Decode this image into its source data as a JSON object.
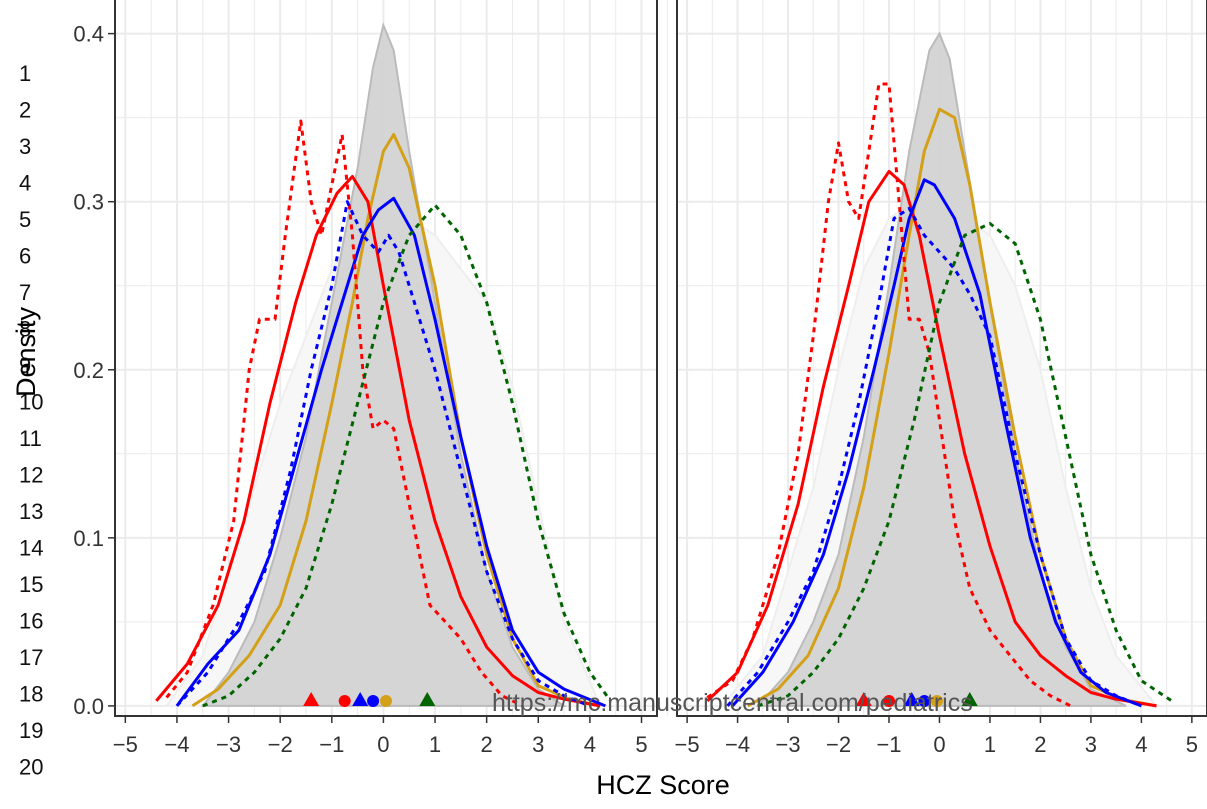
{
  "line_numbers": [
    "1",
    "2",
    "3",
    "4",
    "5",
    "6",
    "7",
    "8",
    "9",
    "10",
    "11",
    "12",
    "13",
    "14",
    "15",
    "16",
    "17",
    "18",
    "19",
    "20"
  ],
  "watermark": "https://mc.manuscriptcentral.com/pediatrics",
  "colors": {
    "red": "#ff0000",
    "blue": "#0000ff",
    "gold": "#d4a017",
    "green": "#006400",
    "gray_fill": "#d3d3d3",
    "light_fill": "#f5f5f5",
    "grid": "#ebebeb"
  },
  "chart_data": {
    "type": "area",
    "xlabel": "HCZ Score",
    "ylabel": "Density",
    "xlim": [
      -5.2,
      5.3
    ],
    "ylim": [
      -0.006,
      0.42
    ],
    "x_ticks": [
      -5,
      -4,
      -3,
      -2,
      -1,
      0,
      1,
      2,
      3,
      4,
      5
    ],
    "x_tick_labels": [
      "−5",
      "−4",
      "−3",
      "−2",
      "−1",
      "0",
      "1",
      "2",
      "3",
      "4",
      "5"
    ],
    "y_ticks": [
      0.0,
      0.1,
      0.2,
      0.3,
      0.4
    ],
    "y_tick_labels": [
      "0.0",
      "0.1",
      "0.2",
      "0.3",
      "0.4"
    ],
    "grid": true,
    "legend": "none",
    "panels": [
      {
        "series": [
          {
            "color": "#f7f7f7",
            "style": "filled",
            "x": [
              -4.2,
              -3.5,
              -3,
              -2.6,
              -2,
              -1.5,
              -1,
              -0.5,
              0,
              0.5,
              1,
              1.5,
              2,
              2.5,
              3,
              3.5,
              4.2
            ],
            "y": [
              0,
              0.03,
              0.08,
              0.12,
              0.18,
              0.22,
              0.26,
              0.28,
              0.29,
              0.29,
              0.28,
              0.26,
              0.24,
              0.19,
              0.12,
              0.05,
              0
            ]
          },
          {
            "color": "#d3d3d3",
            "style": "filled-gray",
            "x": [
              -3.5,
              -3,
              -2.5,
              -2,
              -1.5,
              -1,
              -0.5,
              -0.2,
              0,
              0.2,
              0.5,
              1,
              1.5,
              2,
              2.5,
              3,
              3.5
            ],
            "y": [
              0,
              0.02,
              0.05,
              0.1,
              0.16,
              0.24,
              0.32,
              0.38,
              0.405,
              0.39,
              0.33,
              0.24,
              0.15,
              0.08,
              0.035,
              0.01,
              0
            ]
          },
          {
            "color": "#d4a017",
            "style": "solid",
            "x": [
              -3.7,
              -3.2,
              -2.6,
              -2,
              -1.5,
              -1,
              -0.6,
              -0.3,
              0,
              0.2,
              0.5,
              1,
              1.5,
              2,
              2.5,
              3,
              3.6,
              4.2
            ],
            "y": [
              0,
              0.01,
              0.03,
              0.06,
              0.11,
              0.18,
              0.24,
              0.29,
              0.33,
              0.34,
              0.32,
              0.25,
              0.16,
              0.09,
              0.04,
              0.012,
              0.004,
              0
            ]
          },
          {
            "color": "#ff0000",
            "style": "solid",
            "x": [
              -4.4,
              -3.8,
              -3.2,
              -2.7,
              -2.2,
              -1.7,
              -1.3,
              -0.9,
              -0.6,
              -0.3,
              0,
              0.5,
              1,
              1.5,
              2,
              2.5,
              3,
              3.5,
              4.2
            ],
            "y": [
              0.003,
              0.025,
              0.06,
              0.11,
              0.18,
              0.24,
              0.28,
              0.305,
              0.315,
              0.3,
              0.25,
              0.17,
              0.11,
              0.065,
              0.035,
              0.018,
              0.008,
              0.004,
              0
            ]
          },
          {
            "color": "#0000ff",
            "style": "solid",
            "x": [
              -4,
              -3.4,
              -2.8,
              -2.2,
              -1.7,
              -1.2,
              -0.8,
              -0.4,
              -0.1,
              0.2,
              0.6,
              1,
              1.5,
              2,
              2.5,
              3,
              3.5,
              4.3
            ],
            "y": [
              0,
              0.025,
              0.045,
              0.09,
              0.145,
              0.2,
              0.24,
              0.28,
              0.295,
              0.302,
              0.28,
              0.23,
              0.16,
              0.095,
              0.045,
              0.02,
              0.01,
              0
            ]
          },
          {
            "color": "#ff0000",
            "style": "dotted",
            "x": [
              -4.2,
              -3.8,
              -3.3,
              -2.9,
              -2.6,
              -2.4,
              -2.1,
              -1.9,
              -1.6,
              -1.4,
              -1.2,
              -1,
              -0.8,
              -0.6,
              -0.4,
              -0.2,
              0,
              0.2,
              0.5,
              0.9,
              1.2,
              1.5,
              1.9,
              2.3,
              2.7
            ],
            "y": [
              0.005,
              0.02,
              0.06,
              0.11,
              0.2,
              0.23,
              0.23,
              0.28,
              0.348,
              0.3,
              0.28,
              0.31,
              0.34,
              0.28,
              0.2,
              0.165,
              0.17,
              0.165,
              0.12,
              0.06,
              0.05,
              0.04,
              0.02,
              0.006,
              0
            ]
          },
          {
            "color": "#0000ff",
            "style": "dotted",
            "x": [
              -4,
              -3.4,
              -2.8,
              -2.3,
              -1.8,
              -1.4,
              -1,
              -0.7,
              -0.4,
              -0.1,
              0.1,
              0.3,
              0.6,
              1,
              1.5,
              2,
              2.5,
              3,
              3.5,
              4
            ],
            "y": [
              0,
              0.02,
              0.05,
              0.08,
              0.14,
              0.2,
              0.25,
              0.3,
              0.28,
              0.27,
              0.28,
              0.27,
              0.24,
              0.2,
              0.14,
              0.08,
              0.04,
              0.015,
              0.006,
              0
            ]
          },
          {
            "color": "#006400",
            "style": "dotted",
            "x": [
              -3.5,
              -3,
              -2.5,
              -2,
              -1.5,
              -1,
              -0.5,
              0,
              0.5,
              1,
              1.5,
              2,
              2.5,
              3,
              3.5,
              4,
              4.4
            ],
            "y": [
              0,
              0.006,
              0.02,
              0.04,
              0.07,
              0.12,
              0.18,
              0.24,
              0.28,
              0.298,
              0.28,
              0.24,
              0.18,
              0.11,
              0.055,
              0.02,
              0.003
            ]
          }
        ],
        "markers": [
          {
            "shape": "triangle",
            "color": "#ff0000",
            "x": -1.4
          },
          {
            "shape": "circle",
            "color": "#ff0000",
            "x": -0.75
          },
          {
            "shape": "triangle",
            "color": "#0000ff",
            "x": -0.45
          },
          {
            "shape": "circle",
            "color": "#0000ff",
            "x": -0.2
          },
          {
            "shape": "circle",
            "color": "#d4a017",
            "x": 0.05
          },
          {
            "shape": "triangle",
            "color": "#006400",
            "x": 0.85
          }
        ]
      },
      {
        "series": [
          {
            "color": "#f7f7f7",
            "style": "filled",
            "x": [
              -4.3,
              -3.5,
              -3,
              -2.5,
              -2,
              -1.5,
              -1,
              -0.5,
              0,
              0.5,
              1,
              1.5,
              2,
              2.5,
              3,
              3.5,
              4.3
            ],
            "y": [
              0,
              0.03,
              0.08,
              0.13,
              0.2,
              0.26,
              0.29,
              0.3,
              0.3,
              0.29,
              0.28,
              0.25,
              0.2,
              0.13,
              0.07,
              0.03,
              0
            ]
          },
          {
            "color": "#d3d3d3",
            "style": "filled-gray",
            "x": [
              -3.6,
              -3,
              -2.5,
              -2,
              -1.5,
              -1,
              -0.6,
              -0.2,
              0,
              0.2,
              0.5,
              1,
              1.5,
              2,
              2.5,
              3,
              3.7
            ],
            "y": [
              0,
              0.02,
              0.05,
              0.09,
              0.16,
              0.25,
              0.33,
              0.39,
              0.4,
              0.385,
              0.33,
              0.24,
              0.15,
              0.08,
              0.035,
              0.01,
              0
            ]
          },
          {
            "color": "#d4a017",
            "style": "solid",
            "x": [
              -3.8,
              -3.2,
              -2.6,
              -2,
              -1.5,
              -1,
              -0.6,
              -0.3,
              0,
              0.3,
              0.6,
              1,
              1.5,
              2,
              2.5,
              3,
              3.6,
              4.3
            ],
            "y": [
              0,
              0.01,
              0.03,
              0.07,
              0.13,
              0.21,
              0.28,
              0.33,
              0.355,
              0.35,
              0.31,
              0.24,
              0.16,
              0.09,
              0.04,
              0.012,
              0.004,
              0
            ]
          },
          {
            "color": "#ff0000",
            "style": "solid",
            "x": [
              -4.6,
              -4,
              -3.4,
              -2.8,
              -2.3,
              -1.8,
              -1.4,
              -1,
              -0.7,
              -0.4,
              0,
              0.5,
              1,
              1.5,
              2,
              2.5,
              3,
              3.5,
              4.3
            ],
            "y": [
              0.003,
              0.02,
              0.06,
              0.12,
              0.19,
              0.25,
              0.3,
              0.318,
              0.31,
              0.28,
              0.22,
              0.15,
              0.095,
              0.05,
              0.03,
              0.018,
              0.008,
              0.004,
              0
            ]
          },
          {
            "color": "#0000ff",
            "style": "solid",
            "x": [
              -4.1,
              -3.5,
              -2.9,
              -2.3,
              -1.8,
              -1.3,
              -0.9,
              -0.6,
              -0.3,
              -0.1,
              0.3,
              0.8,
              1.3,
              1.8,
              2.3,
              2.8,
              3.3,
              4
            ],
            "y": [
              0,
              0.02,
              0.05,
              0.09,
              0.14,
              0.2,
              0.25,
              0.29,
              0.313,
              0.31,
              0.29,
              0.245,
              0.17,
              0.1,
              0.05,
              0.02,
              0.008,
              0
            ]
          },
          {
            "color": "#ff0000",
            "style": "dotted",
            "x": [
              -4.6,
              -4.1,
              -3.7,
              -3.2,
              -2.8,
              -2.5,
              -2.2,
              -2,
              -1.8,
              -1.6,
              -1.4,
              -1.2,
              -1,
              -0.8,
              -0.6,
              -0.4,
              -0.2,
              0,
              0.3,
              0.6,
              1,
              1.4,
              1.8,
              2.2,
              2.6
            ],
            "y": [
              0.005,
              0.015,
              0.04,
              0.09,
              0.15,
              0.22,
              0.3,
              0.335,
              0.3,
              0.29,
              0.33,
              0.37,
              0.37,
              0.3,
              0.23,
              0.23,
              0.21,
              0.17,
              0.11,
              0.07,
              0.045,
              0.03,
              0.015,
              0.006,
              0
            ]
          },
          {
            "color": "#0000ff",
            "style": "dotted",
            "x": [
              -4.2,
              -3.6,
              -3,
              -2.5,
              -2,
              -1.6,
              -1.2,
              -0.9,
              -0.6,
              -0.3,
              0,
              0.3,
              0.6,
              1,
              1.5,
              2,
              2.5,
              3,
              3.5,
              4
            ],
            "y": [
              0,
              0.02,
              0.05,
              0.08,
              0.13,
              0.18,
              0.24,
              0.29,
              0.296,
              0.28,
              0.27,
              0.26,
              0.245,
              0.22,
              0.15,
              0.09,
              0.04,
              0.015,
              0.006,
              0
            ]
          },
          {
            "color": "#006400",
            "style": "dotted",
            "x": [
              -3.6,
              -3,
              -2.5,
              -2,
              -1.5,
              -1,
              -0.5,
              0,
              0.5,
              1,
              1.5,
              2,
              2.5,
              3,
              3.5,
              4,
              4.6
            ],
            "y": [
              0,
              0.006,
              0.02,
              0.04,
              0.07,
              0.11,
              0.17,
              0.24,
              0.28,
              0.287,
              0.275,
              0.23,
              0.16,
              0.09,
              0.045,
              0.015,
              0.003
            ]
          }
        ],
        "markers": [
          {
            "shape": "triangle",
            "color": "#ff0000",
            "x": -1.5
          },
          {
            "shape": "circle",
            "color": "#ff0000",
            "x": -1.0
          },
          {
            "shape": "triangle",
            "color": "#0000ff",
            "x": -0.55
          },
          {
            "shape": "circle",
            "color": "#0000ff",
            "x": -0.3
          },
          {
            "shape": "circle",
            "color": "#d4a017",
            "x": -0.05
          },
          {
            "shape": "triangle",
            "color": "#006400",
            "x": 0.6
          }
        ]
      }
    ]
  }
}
************
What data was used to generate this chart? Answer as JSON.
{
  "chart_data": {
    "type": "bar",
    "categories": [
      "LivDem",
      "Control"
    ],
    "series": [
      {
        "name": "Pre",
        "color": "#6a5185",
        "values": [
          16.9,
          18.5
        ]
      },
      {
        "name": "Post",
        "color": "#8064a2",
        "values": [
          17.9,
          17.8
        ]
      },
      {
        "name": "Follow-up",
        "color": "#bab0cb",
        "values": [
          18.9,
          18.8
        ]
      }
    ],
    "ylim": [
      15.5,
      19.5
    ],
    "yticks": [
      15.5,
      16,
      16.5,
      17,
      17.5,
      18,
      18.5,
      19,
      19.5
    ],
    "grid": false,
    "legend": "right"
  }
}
************
* **WHAT THE TASK ASKS**:
Report only the number of lines in the records that include the word "JSON".

* **FINAL RESULT**:
2